→ **TASK**:
Take every line that has the string "detail" and copy it out.

Stored data entries:
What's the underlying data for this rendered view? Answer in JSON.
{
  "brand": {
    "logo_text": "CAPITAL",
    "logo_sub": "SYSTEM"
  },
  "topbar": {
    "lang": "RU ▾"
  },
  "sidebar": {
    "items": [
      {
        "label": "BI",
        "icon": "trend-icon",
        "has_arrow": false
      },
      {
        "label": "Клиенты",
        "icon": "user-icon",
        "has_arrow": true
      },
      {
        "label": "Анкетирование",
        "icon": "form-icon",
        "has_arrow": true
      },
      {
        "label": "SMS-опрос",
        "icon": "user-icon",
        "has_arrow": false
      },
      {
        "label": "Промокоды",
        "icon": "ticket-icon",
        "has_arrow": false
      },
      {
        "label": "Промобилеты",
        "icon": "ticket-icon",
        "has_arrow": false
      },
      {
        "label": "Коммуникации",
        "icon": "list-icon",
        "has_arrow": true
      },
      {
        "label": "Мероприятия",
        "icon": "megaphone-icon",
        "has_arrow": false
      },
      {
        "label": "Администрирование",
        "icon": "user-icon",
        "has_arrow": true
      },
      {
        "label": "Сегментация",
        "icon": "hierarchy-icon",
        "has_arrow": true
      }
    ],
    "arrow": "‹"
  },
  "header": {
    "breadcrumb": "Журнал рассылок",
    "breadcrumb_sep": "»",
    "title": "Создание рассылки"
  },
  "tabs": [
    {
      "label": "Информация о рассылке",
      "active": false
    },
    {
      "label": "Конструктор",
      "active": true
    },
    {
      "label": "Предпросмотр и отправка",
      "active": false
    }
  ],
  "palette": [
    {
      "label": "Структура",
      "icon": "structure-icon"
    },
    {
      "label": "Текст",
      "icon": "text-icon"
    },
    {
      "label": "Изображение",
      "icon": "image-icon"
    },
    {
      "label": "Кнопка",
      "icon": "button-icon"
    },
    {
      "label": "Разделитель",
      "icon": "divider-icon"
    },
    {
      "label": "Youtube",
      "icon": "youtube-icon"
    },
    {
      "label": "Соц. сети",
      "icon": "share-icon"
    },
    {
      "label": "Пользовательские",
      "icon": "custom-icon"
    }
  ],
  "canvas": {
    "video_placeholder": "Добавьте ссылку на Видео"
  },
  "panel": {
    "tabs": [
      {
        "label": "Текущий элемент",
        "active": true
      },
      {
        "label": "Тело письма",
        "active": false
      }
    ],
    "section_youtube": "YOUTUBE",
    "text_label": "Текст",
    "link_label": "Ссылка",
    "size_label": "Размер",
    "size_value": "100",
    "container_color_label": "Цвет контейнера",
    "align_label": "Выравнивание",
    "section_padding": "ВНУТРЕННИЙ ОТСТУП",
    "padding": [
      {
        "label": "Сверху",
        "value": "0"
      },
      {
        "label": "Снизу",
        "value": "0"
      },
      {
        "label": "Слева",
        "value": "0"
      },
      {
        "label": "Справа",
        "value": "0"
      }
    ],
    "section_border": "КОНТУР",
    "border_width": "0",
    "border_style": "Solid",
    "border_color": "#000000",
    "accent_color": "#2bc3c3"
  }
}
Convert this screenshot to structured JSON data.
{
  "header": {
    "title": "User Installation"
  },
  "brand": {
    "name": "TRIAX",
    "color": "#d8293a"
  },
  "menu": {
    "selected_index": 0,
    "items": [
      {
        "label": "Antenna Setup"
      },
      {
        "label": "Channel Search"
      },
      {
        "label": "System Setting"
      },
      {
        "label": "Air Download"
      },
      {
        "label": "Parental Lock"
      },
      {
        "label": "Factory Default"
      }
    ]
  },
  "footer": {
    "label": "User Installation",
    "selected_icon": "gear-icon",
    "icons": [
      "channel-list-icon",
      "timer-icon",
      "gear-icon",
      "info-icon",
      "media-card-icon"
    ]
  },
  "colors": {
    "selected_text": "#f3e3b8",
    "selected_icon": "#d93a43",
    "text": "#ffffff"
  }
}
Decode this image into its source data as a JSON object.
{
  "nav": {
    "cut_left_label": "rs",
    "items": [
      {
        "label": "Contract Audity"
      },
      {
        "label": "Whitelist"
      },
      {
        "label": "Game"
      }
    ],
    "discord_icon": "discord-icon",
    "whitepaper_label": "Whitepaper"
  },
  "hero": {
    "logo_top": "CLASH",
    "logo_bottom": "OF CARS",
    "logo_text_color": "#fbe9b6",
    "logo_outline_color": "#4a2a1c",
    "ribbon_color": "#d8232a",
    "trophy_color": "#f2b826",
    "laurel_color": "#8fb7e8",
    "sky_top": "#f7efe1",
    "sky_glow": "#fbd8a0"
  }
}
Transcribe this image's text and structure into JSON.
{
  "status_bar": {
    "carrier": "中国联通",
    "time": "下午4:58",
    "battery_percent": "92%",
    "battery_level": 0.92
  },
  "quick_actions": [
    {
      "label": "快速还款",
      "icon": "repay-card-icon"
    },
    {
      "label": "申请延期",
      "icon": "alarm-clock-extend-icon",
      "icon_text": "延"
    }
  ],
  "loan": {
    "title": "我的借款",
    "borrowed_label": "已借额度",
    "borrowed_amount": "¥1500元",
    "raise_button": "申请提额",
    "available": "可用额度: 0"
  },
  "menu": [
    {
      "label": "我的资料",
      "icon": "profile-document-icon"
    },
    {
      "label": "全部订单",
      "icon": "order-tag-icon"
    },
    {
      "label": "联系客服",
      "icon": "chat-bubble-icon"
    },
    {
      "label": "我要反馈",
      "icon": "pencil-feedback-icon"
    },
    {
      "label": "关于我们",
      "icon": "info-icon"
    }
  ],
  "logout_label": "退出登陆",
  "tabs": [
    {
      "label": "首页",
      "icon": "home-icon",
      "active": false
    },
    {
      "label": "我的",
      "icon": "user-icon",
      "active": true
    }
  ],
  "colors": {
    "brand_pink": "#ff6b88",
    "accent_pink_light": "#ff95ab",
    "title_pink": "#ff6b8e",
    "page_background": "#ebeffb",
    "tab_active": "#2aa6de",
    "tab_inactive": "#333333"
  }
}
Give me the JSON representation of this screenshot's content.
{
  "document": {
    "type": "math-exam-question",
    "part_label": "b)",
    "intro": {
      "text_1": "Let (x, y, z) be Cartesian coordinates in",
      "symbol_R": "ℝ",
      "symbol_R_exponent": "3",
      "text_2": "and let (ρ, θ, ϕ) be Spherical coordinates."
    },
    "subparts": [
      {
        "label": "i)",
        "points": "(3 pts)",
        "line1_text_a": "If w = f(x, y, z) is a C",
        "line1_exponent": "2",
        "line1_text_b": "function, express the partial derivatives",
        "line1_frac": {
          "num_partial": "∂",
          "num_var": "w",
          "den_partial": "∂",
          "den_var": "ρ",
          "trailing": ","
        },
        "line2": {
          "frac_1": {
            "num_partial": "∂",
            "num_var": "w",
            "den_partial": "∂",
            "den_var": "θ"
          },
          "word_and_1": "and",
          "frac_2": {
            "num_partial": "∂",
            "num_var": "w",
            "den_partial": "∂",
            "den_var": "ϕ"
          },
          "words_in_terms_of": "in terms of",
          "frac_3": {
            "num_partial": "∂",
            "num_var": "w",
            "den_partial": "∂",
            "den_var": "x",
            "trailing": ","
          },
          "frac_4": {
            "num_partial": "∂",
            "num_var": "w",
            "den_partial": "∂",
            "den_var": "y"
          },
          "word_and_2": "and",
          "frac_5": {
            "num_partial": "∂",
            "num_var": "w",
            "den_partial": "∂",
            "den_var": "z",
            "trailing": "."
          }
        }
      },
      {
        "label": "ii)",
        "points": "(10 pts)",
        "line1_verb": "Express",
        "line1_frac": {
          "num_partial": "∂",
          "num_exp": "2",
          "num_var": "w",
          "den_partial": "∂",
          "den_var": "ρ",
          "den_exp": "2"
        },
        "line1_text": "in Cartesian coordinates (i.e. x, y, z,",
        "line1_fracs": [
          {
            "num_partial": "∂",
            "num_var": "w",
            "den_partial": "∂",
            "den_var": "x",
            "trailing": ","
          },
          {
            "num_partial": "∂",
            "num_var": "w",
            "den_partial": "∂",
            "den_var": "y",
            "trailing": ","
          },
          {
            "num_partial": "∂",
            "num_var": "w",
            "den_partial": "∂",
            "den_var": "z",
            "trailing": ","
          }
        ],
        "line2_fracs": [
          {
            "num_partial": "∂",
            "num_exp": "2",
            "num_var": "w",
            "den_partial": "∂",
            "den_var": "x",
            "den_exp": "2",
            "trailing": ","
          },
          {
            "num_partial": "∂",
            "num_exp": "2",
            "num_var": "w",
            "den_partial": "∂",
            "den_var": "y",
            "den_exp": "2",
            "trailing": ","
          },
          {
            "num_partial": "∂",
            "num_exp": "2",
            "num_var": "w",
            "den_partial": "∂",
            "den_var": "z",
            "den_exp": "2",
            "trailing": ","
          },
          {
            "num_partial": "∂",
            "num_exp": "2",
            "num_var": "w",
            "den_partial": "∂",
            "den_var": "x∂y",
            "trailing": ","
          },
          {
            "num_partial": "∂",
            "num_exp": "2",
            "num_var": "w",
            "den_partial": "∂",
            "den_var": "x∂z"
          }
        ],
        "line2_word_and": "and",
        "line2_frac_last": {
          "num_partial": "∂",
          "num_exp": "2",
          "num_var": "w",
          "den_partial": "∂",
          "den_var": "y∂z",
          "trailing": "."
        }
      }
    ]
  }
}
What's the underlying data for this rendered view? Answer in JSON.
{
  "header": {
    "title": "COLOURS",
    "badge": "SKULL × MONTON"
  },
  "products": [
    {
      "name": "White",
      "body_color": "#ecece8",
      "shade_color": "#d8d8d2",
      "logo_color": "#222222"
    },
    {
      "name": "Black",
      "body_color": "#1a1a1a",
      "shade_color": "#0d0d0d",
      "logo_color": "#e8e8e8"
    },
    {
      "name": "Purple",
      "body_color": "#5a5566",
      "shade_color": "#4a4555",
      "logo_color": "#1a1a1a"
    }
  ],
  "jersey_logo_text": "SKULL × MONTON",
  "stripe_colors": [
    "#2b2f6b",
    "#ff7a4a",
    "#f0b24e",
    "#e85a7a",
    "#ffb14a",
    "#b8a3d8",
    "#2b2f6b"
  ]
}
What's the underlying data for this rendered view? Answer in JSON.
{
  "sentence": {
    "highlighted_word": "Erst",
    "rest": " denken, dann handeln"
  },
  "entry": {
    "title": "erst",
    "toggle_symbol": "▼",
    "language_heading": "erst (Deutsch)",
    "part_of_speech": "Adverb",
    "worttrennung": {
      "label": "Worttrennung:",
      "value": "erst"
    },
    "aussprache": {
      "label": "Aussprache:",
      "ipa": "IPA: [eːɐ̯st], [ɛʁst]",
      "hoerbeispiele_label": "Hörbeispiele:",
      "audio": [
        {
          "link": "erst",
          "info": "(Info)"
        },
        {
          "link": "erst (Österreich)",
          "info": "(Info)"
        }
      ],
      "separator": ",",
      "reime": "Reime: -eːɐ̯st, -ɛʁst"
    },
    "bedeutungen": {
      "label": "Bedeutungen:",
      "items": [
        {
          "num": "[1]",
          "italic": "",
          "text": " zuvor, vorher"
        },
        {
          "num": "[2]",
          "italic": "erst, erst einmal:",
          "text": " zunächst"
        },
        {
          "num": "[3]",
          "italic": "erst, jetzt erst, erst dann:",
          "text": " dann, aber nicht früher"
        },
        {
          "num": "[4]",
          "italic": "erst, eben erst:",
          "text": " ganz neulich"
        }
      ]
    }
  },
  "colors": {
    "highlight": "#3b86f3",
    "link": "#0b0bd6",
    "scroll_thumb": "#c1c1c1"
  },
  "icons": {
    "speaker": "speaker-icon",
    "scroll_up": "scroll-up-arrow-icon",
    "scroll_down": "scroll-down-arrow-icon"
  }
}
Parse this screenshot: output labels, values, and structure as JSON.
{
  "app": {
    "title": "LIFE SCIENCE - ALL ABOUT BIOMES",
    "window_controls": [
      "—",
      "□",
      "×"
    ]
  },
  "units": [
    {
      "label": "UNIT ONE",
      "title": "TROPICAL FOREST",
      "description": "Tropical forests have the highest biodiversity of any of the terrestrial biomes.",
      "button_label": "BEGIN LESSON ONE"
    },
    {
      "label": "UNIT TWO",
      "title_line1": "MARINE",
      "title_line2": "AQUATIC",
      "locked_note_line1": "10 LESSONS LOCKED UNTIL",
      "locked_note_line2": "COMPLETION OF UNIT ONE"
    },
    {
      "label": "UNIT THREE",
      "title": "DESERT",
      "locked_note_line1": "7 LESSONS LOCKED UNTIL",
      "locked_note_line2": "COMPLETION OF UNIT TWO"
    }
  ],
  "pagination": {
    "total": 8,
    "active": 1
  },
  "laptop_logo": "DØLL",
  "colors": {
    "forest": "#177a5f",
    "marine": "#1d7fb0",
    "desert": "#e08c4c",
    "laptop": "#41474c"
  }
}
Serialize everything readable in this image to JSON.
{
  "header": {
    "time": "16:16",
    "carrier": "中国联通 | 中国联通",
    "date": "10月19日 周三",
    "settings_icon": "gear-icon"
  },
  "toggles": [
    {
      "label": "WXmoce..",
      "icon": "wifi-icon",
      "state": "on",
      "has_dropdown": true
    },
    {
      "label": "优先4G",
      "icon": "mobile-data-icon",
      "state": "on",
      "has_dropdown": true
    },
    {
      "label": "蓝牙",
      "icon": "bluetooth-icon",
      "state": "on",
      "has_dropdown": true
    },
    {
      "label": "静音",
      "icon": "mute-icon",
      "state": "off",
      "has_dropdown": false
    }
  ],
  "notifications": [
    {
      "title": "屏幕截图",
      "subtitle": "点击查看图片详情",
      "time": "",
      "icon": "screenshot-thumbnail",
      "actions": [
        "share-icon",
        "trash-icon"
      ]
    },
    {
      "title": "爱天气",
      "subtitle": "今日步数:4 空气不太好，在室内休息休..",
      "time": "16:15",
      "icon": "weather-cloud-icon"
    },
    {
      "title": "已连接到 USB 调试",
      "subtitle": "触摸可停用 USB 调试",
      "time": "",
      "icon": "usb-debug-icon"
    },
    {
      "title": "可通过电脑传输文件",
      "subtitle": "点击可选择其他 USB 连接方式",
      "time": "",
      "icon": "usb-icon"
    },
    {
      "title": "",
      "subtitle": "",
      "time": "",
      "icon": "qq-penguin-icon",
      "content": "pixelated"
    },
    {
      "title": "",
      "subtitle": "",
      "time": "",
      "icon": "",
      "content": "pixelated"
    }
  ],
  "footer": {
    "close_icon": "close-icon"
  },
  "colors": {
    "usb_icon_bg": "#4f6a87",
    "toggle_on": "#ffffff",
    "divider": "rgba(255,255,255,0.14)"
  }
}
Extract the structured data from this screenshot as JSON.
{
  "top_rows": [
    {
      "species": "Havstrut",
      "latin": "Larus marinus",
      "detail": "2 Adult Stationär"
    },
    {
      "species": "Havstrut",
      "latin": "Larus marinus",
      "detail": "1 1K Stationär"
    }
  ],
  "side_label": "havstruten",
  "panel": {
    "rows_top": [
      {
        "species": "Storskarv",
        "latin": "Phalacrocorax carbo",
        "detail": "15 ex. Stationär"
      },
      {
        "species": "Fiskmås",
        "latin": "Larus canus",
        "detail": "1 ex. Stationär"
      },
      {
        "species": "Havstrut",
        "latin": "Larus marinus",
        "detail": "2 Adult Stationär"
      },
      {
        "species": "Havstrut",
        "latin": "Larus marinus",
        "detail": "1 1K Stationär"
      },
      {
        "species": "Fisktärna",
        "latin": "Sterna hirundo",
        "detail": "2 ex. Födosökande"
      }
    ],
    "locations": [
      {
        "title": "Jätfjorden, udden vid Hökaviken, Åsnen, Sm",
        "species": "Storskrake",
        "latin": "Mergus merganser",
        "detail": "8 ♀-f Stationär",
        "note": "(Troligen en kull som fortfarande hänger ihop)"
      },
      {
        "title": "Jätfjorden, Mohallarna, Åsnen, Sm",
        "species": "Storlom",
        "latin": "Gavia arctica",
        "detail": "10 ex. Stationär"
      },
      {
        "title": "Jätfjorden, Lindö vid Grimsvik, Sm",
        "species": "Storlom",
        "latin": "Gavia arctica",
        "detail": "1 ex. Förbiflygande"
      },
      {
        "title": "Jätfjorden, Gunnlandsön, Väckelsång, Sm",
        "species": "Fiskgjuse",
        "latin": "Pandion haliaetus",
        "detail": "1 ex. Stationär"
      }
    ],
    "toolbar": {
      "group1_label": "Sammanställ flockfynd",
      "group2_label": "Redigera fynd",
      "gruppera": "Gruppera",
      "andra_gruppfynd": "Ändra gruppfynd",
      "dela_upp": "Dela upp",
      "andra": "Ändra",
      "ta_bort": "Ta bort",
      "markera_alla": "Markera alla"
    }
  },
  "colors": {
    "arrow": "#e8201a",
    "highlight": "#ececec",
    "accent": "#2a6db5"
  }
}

→ **ANSWER TO THIS TASK**:
      "detail": "2 Adult Stationär"
      "detail": "1 1K Stationär"
        "detail": "15 ex. Stationär"
        "detail": "1 ex. Stationär"
        "detail": "2 Adult Stationär"
        "detail": "1 1K Stationär"
        "detail": "2 ex. Födosökande"
        "detail": "8 ♀-f Stationär",
        "detail": "10 ex. Stationär"
        "detail": "1 ex. Förbiflygande"
        "detail": "1 ex. Stationär"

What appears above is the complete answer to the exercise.